Source records:
-- Opening Marker --

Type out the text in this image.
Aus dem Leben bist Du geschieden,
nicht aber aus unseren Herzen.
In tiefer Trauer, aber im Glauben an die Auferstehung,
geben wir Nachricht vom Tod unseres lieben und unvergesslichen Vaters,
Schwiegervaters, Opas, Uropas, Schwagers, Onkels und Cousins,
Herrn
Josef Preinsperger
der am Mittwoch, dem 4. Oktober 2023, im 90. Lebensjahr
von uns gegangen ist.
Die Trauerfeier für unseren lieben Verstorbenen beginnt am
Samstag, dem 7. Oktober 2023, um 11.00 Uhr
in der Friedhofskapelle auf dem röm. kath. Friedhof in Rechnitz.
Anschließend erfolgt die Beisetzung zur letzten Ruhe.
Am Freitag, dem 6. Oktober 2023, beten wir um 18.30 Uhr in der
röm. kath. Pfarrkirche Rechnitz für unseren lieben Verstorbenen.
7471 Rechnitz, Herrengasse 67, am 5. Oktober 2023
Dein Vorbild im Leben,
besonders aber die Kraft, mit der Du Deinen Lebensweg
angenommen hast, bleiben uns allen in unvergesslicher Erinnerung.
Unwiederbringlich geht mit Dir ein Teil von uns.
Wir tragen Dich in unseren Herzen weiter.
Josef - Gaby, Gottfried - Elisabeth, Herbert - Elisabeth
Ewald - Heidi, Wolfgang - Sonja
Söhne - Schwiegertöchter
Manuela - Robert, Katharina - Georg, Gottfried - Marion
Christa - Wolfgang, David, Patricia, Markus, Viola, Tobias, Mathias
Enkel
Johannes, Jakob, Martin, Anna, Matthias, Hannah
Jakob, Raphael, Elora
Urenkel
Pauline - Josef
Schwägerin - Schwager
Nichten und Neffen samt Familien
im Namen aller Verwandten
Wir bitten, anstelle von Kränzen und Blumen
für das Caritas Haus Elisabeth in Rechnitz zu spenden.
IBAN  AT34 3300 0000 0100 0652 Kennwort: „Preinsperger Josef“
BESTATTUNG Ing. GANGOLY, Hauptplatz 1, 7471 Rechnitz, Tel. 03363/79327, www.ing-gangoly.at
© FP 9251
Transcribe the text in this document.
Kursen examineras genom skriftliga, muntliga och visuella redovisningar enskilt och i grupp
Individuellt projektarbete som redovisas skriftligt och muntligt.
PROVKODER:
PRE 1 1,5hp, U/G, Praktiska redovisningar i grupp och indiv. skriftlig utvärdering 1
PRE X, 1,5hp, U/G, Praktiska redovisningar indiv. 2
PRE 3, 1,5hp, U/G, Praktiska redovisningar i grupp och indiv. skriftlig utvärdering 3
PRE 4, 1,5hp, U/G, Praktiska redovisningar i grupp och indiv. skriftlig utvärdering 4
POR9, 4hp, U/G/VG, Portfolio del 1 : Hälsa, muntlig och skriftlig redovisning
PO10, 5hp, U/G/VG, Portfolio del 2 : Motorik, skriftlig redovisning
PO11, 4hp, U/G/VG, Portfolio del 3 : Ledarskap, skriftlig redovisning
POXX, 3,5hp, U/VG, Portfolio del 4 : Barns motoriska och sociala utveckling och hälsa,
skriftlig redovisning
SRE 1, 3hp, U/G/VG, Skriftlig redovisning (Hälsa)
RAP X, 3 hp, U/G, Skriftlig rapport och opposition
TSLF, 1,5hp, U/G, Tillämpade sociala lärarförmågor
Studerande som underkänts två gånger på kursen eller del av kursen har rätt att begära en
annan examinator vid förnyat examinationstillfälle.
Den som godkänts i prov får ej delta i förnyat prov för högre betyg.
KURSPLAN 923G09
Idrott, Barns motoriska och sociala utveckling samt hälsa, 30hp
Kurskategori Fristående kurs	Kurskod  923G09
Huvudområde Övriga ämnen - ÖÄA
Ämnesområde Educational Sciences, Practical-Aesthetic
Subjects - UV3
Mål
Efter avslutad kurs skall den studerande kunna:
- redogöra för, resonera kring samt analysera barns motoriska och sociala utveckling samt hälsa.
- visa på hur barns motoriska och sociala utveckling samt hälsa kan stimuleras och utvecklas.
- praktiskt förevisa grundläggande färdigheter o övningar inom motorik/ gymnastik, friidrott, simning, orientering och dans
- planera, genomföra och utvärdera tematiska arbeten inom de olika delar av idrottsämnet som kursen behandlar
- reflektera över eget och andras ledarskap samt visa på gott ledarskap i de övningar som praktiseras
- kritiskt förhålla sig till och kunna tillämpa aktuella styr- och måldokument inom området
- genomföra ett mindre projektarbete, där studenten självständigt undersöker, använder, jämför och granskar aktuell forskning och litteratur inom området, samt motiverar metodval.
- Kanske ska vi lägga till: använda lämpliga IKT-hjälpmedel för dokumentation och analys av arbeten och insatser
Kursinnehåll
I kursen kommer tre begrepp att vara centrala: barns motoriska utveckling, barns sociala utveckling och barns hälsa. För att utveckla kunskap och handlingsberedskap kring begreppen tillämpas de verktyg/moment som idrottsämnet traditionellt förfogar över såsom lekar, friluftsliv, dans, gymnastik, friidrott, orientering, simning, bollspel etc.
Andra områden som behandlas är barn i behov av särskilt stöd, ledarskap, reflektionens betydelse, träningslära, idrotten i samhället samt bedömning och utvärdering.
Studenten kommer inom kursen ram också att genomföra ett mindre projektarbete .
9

-- Closing Marker --

● **GOAL OF THE EXERCISE**
Check every line of the records, and copy the ones that hold the word "idrottsämnet".

● **RESULT OF THE TASK**
- planera, genomföra och utvärdera tematiska arbeten inom de olika delar av idrottsämnet som kursen behandlar
I kursen kommer tre begrepp att vara centrala: barns motoriska utveckling, barns sociala utveckling och barns hälsa. För att utveckla kunskap och handlingsberedskap kring begreppen tillämpas de verktyg/moment som idrottsämnet traditionellt förfogar över såsom lekar, friluftsliv, dans, gymnastik, friidrott, orientering, simning, bollspel etc.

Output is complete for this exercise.